Task requirements:
Say how many lines contain "газовой"; the answer is the number alone.
=== Task input ===
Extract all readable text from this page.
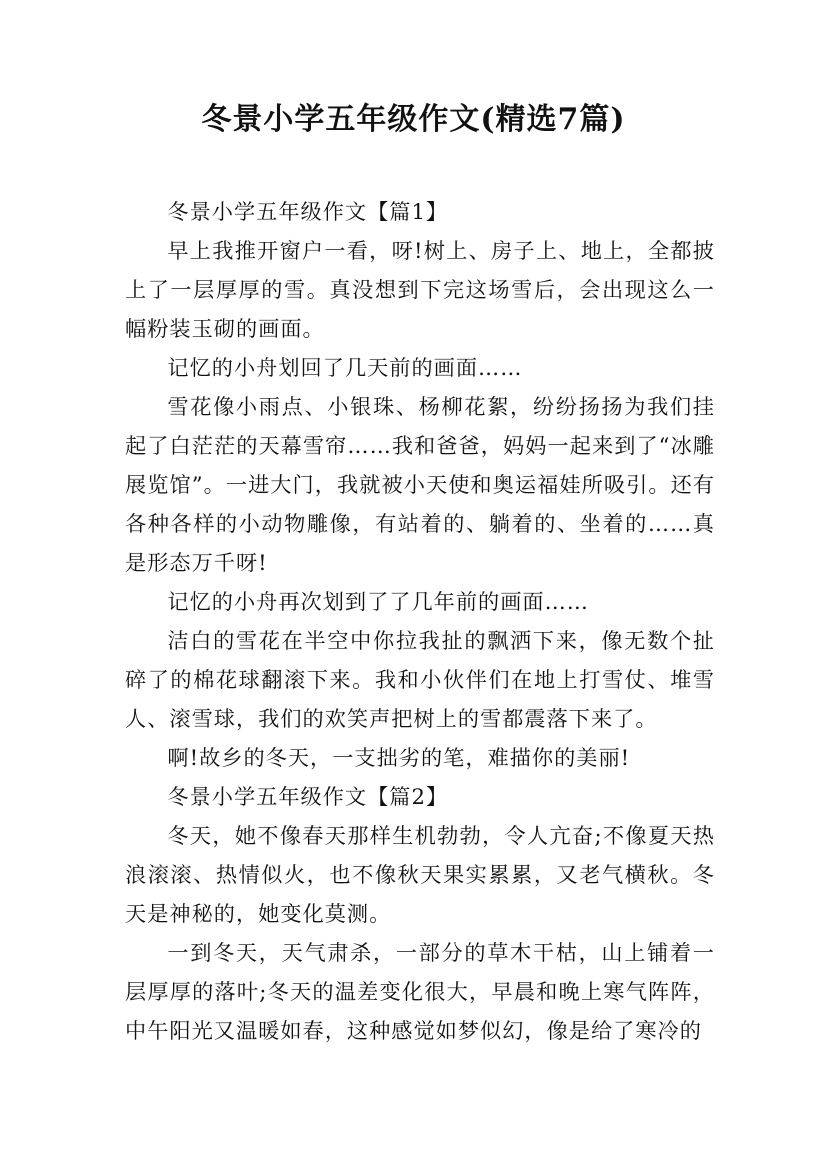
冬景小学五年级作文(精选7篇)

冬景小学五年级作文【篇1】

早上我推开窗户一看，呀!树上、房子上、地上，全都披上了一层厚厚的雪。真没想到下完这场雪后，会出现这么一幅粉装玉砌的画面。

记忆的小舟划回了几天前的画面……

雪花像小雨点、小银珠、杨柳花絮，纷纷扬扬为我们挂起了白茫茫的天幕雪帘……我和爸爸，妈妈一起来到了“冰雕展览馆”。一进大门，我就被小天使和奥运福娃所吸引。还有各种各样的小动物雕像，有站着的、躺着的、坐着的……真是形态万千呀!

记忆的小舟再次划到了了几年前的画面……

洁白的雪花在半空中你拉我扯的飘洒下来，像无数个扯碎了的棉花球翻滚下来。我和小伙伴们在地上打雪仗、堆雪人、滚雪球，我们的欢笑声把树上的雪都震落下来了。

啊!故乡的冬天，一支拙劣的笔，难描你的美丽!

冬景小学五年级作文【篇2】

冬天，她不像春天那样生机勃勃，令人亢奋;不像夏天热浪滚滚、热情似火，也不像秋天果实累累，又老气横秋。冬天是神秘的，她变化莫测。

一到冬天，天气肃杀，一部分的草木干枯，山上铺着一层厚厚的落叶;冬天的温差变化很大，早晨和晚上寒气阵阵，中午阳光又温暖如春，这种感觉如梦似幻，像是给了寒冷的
===
=== Task input ===
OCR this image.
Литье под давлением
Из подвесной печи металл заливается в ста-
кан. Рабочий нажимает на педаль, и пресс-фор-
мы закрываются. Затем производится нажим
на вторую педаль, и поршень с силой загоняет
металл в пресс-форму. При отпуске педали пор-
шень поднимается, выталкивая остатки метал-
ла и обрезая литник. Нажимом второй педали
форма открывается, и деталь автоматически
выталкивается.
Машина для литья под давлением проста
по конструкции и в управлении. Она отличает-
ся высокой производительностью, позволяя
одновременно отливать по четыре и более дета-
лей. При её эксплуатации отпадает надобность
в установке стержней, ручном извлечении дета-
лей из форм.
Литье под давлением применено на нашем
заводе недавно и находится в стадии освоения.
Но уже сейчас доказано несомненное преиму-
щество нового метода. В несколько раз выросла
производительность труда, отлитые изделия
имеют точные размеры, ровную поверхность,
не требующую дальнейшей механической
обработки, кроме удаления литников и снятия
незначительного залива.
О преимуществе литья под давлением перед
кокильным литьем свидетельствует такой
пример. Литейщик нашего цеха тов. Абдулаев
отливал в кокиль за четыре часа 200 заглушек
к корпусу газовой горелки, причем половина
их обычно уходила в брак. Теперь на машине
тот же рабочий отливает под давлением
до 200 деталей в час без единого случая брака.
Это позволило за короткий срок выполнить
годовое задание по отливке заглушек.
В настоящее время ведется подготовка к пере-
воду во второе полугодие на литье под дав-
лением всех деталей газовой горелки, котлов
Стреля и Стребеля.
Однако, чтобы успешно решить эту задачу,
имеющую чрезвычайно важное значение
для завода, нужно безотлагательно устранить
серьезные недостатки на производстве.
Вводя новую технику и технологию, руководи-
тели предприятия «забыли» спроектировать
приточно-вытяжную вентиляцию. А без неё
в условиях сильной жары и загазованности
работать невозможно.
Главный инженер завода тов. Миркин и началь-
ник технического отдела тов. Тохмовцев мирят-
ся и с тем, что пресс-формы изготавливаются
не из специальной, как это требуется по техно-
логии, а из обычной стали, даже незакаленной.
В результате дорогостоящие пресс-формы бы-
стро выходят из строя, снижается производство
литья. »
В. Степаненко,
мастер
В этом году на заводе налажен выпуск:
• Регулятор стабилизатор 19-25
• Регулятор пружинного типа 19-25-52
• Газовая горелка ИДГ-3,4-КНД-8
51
===
=== Task input ===
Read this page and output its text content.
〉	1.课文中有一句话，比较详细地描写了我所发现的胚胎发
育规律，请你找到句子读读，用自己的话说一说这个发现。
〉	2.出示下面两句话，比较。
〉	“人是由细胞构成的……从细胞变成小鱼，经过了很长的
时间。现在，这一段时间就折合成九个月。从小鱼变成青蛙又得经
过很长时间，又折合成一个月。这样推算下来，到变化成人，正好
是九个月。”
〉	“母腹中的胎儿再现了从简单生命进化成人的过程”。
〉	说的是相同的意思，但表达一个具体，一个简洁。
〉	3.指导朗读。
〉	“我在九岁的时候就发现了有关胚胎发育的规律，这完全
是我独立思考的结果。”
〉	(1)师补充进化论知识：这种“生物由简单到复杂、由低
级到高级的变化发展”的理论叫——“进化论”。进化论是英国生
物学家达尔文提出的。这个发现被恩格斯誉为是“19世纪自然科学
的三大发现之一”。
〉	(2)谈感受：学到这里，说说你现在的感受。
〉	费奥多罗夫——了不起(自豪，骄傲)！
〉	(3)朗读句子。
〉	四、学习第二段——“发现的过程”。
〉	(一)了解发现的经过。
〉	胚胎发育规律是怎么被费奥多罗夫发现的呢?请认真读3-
===
Final result:
2